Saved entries
----
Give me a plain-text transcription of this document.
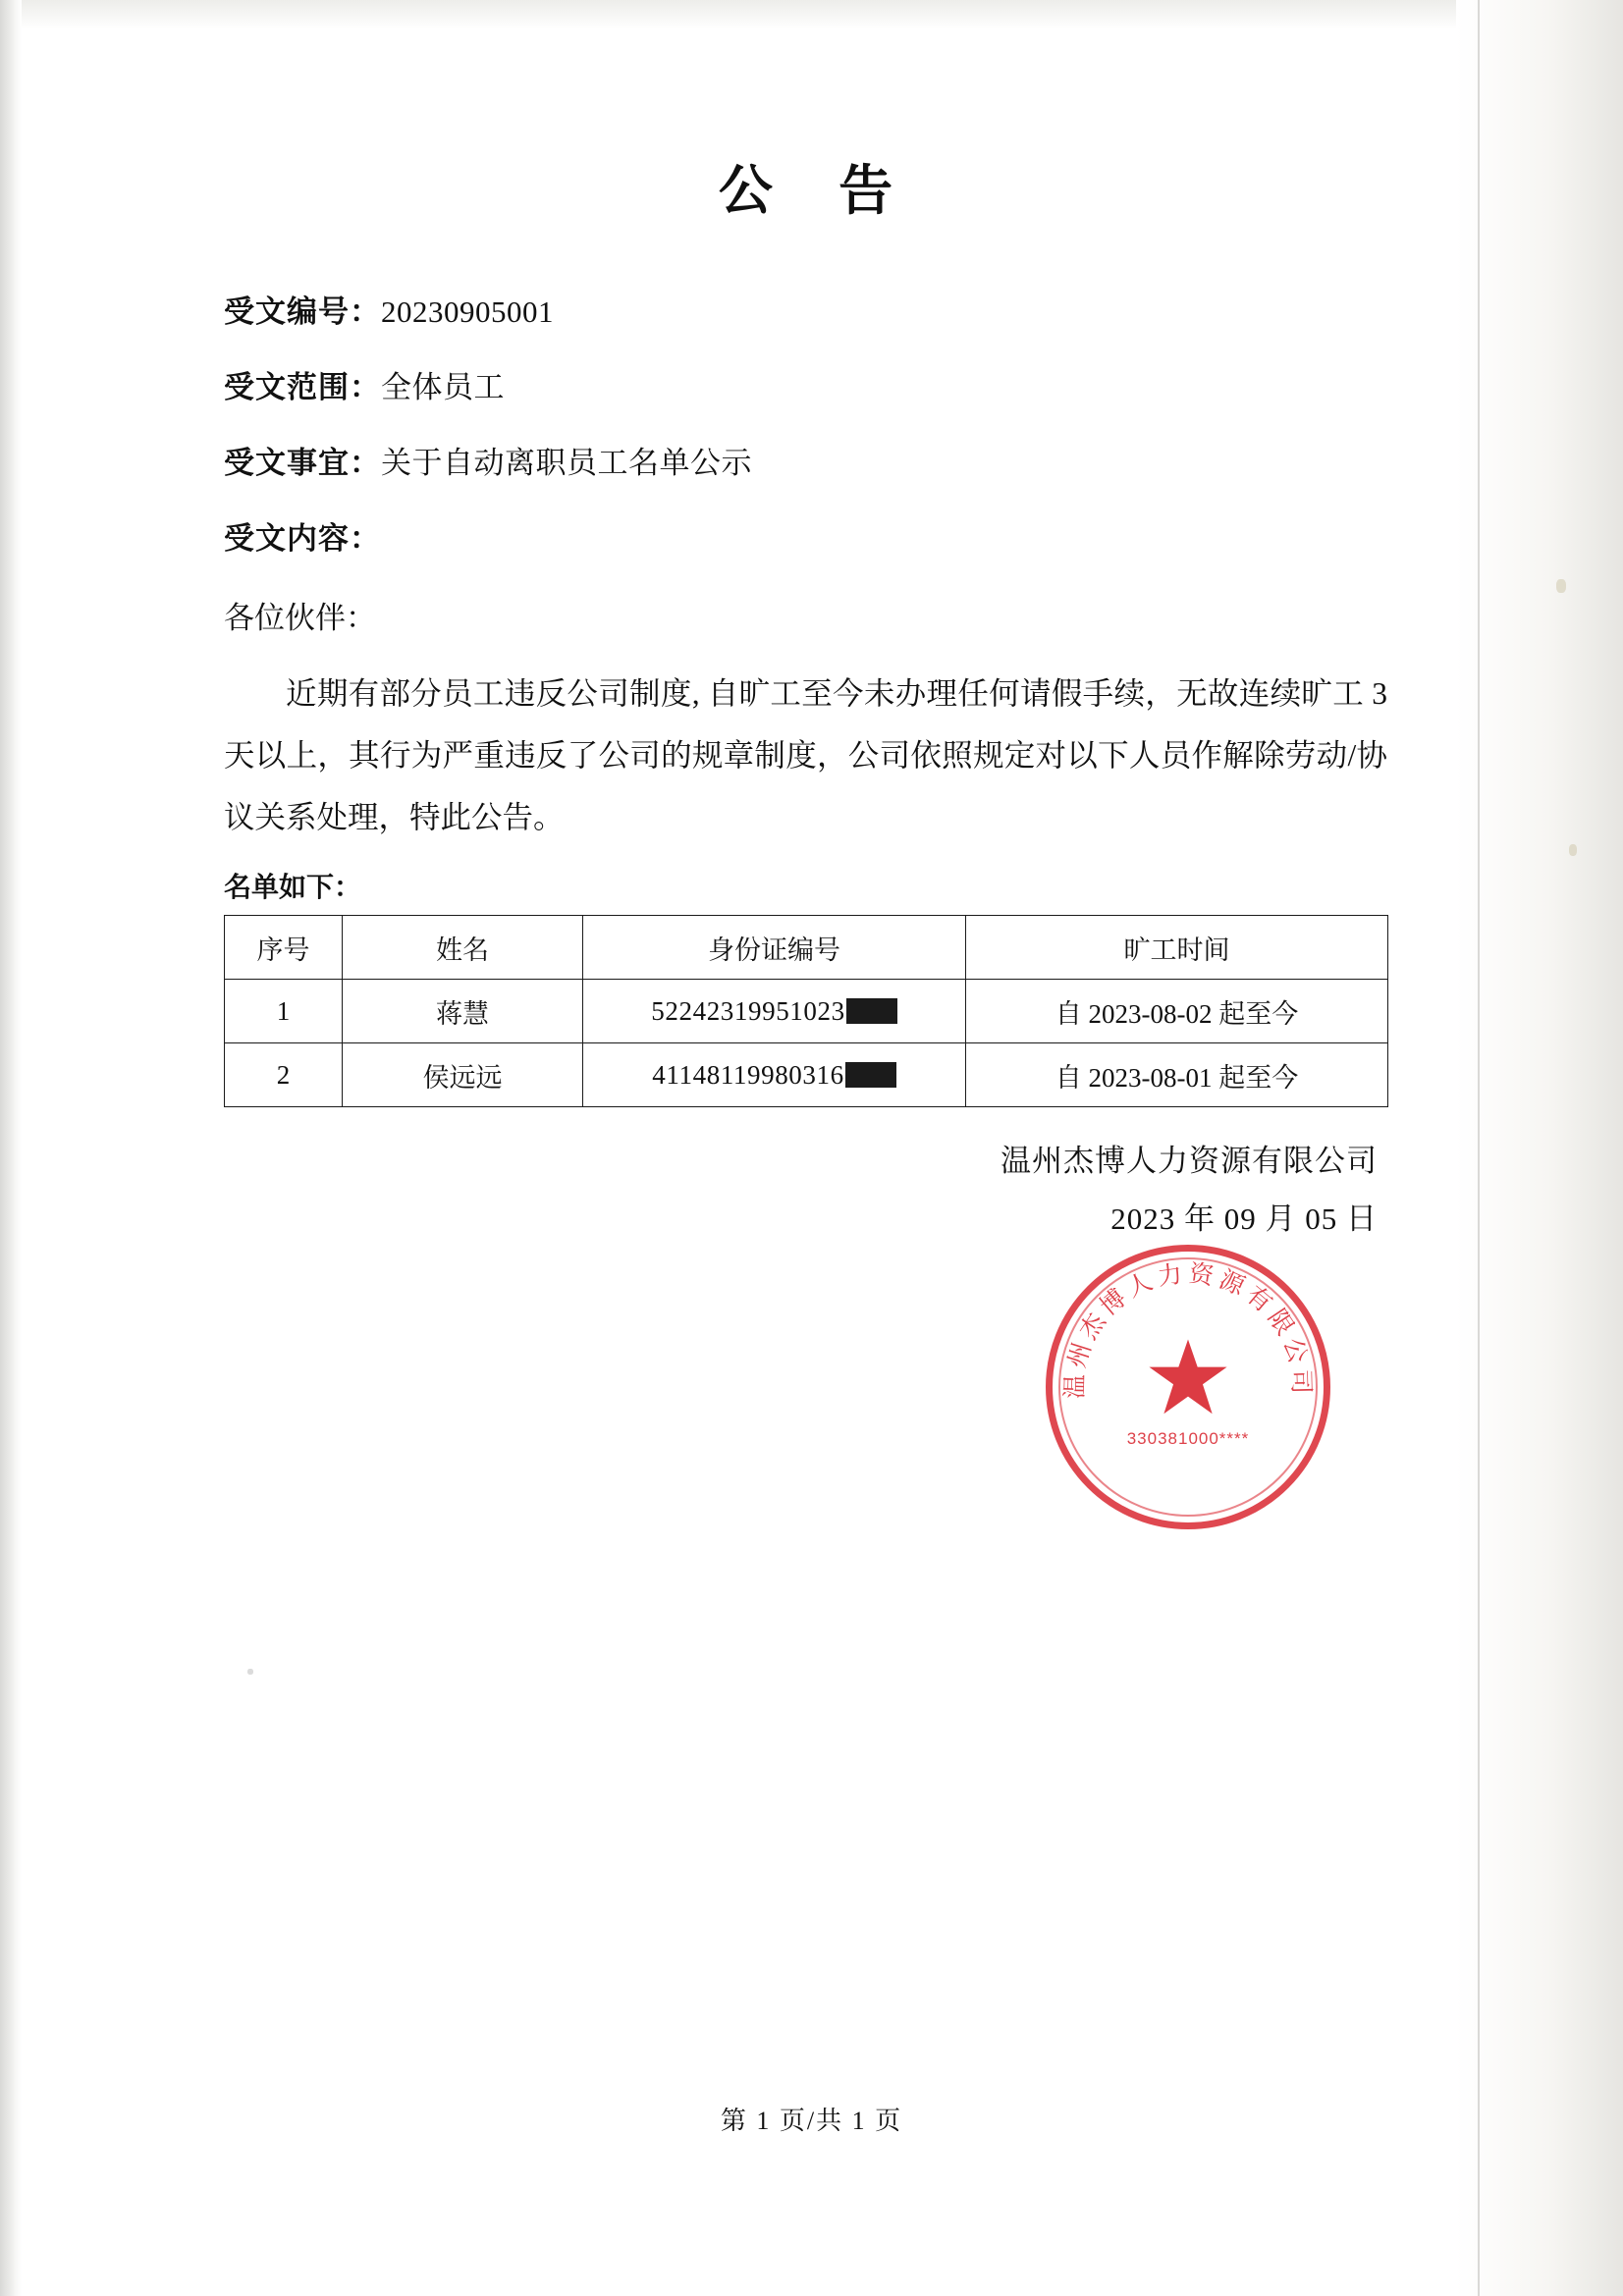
公 告
受文编号：20230905001
受文范围：全体员工
受文事宜：关于自动离职员工名单公示
受文内容：
各位伙伴：

近期有部分员工违反公司制度, 自旷工至今未办理任何请假手续，无故连续旷工 3 天以上，其行为严重违反了公司的规章制度，公司依照规定对以下人员作解除劳动/协议关系处理，特此公告。

名单如下：
序号	姓名	身份证编号	旷工时间
1	蒋慧	52242319951023	自 2023-08-02 起至今
2	侯远远	41148119980316	自 2023-08-01 起至今
温州杰博人力资源有限公司
2023 年 09 月 05 日
温州杰博人力资源有限公司
330381000****
第 1 页/共 1 页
----
= Aim of the exercise =
Quote all of the entries word for word, omitting any pictures.

= Result =
Give me a plain-text transcription of this document.
公 告
受文编号：20230905001
受文范围：全体员工
受文事宜：关于自动离职员工名单公示
受文内容：
各位伙伴：

近期有部分员工违反公司制度, 自旷工至今未办理任何请假手续，无故连续旷工 3 天以上，其行为严重违反了公司的规章制度，公司依照规定对以下人员作解除劳动/协议关系处理，特此公告。

名单如下：
序号	姓名	身份证编号	旷工时间
1	蒋慧	52242319951023	自 2023-08-02 起至今
2	侯远远	41148119980316	自 2023-08-01 起至今
温州杰博人力资源有限公司
2023 年 09 月 05 日
温州杰博人力资源有限公司
330381000****
第 1 页/共 1 页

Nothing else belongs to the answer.